(Stored entries)

+===+

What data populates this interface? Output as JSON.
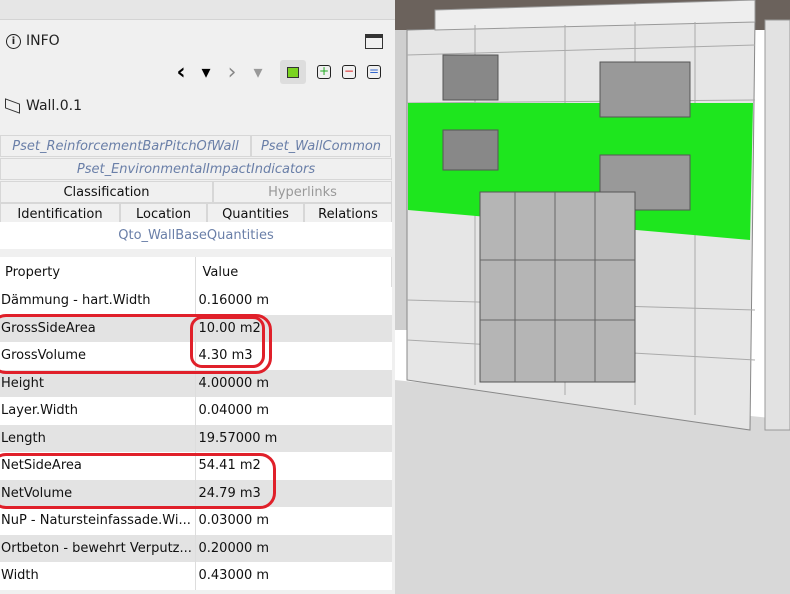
{
  "header": {
    "title": "INFO",
    "element_name": "Wall.0.1"
  },
  "toolbar": {
    "back": "‹",
    "back_menu": "▾",
    "forward": "›",
    "forward_menu": "▾"
  },
  "tabs": {
    "row1": [
      "Pset_ReinforcementBarPitchOfWall",
      "Pset_WallCommon"
    ],
    "row2": [
      "Pset_EnvironmentalImpactIndicators"
    ],
    "row3": [
      "Classification",
      "Hyperlinks"
    ],
    "row4": [
      "Identification",
      "Location",
      "Quantities",
      "Relations"
    ],
    "subtab": "Qto_WallBaseQuantities"
  },
  "table": {
    "headers": [
      "Property",
      "Value"
    ],
    "rows": [
      [
        "Dämmung - hart.Width",
        "0.16000 m"
      ],
      [
        "GrossSideArea",
        "10.00 m2"
      ],
      [
        "GrossVolume",
        "4.30 m3"
      ],
      [
        "Height",
        "4.00000 m"
      ],
      [
        "Layer.Width",
        "0.04000 m"
      ],
      [
        "Length",
        "19.57000 m"
      ],
      [
        "NetSideArea",
        "54.41 m2"
      ],
      [
        "NetVolume",
        "24.79 m3"
      ],
      [
        "NuP - Natursteinfassade.Wi...",
        "0.03000 m"
      ],
      [
        "Ortbeton - bewehrt Verputz...",
        "0.20000 m"
      ],
      [
        "Width",
        "0.43000 m"
      ]
    ]
  },
  "colors": {
    "highlight": "#e0202a",
    "selection": "#1ee61e"
  }
}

+===+

Work instructions:
Scan the listing above and copy all lines containing the word "Width".

Reply:
        "Dämmung - hart.Width",
        "Layer.Width",
        "Width",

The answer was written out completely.